** start Supplied records **

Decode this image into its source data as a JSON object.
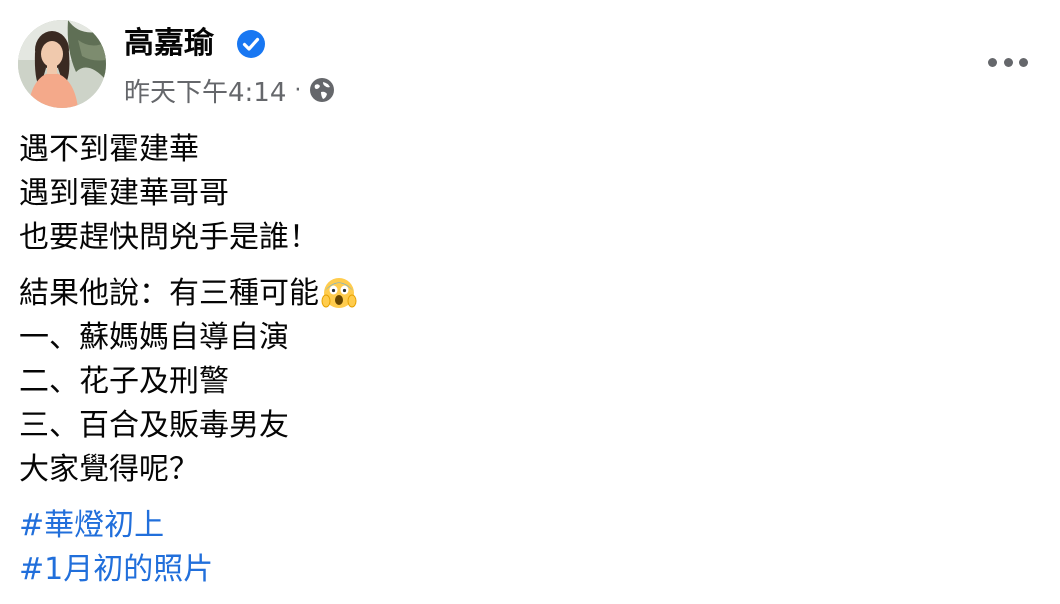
{
  "post": {
    "author": "高嘉瑜",
    "timestamp": "昨天下午4:14",
    "separator": "·",
    "verified_icon": "verified-badge-icon",
    "audience_icon": "globe-icon",
    "more_icon": "more-options-icon",
    "colors": {
      "verified": "#1877f2",
      "meta_text": "#65676b",
      "hashtag": "#216fdb"
    },
    "paragraphs": [
      [
        "遇不到霍建華",
        "遇到霍建華哥哥",
        "也要趕快問兇手是誰！"
      ],
      [
        "結果他說：有三種可能",
        "一、蘇媽媽自導自演",
        "二、花子及刑警",
        "三、百合及販毒男友",
        "大家覺得呢？"
      ]
    ],
    "emoji": "screaming-face-emoji",
    "hashtags": [
      "#華燈初上",
      "#1月初的照片"
    ]
  }
}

** end Supplied records **

Task objective => Reproduce all the entries that precede this task, word for word, minus any pictures.

Exercise result =>
Decode this image into its source data as a JSON object.
{
  "post": {
    "author": "高嘉瑜",
    "timestamp": "昨天下午4:14",
    "separator": "·",
    "verified_icon": "verified-badge-icon",
    "audience_icon": "globe-icon",
    "more_icon": "more-options-icon",
    "colors": {
      "verified": "#1877f2",
      "meta_text": "#65676b",
      "hashtag": "#216fdb"
    },
    "paragraphs": [
      [
        "遇不到霍建華",
        "遇到霍建華哥哥",
        "也要趕快問兇手是誰！"
      ],
      [
        "結果他說：有三種可能",
        "一、蘇媽媽自導自演",
        "二、花子及刑警",
        "三、百合及販毒男友",
        "大家覺得呢？"
      ]
    ],
    "emoji": "screaming-face-emoji",
    "hashtags": [
      "#華燈初上",
      "#1月初的照片"
    ]
  }
}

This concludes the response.